Stated task: Every record must be repeated exactly; omit any pictures they contain.

Data shown:
□ □ □

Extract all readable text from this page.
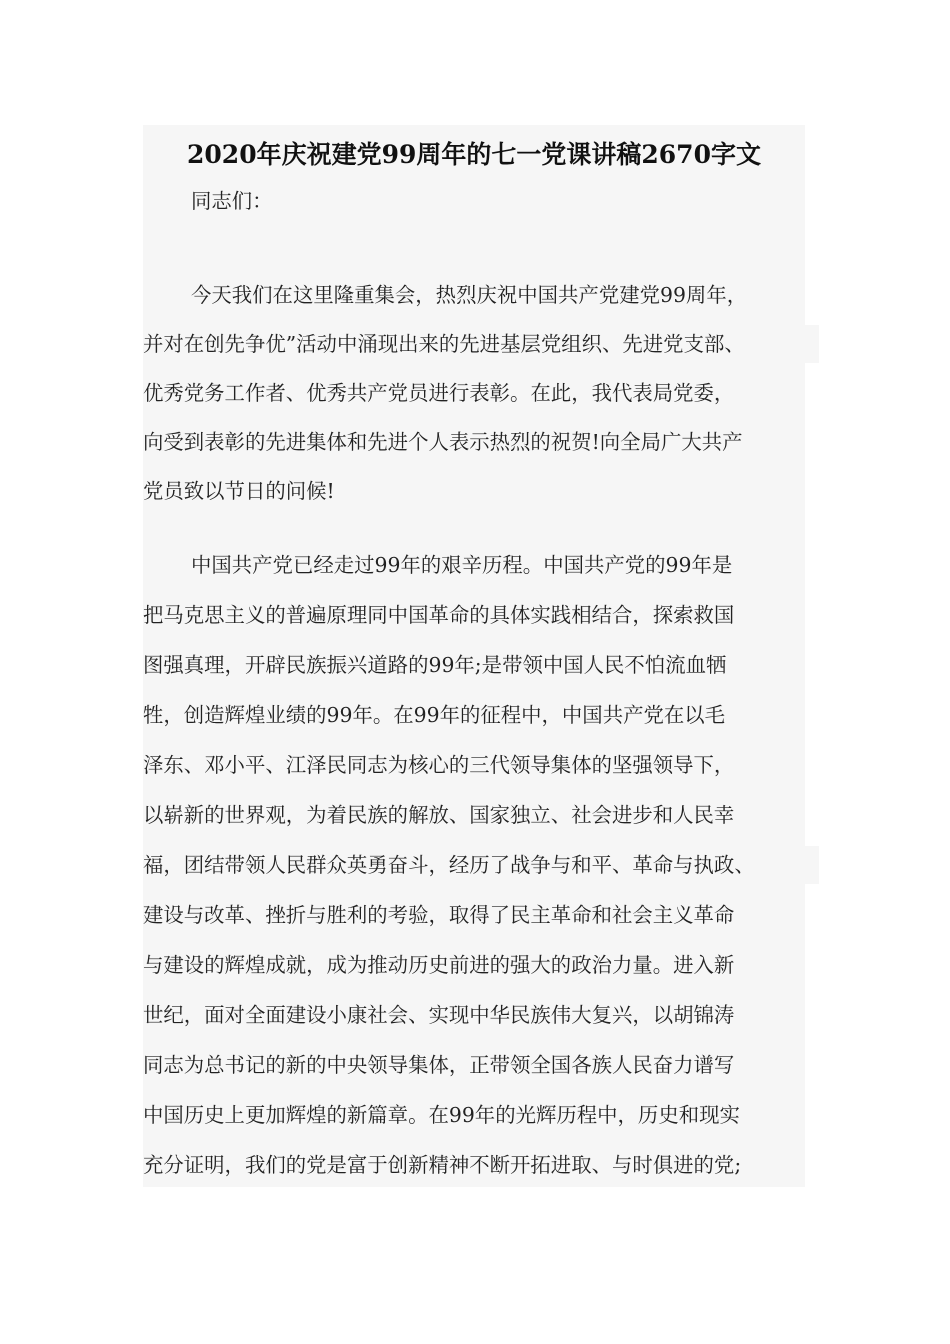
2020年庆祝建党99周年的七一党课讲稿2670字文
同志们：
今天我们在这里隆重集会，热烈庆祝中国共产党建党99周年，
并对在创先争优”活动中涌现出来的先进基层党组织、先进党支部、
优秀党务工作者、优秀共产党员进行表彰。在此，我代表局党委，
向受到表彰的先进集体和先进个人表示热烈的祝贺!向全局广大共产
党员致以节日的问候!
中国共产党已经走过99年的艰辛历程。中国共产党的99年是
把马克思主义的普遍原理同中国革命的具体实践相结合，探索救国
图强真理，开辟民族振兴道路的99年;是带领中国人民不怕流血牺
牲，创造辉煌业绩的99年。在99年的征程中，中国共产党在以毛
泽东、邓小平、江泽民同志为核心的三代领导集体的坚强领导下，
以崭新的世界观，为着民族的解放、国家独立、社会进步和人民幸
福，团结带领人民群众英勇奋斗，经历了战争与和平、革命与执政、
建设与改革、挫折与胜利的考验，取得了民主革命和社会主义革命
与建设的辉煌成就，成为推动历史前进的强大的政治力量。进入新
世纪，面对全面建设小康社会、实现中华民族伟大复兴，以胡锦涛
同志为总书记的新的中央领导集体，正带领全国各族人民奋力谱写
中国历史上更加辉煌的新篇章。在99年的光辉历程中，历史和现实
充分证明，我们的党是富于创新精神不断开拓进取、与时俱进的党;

□ □ □

Output of the task:
Extract all readable text from this page.
2020年庆祝建党99周年的七一党课讲稿2670字文
同志们：
今天我们在这里隆重集会，热烈庆祝中国共产党建党99周年，
并对在创先争优”活动中涌现出来的先进基层党组织、先进党支部、
优秀党务工作者、优秀共产党员进行表彰。在此，我代表局党委，
向受到表彰的先进集体和先进个人表示热烈的祝贺!向全局广大共产
党员致以节日的问候!
中国共产党已经走过99年的艰辛历程。中国共产党的99年是
把马克思主义的普遍原理同中国革命的具体实践相结合，探索救国
图强真理，开辟民族振兴道路的99年;是带领中国人民不怕流血牺
牲，创造辉煌业绩的99年。在99年的征程中，中国共产党在以毛
泽东、邓小平、江泽民同志为核心的三代领导集体的坚强领导下，
以崭新的世界观，为着民族的解放、国家独立、社会进步和人民幸
福，团结带领人民群众英勇奋斗，经历了战争与和平、革命与执政、
建设与改革、挫折与胜利的考验，取得了民主革命和社会主义革命
与建设的辉煌成就，成为推动历史前进的强大的政治力量。进入新
世纪，面对全面建设小康社会、实现中华民族伟大复兴，以胡锦涛
同志为总书记的新的中央领导集体，正带领全国各族人民奋力谱写
中国历史上更加辉煌的新篇章。在99年的光辉历程中，历史和现实
充分证明，我们的党是富于创新精神不断开拓进取、与时俱进的党;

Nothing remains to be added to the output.